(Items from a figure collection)
========

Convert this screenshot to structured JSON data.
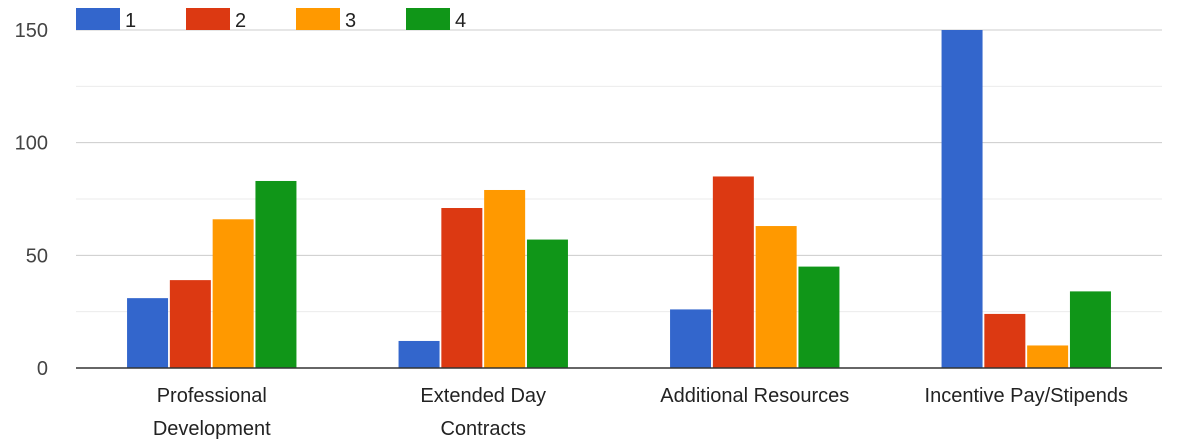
{
  "chart_data": {
    "type": "bar",
    "categories": [
      [
        "Professional",
        "Development"
      ],
      [
        "Extended Day",
        "Contracts"
      ],
      [
        "Additional Resources"
      ],
      [
        "Incentive Pay/Stipends"
      ]
    ],
    "series": [
      {
        "name": "1",
        "color": "#3366cc",
        "values": [
          31,
          12,
          26,
          150
        ]
      },
      {
        "name": "2",
        "color": "#dc3912",
        "values": [
          39,
          71,
          85,
          24
        ]
      },
      {
        "name": "3",
        "color": "#ff9900",
        "values": [
          66,
          79,
          63,
          10
        ]
      },
      {
        "name": "4",
        "color": "#109618",
        "values": [
          83,
          57,
          45,
          34
        ]
      }
    ],
    "yticks": [
      0,
      50,
      100,
      150
    ],
    "ylim": [
      0,
      150
    ],
    "grid": true,
    "legend": "top-left"
  }
}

========

Copy out every line of the listing that includes the string "color".

        "color": "#3366cc",
        "color": "#dc3912",
        "color": "#ff9900",
        "color": "#109618",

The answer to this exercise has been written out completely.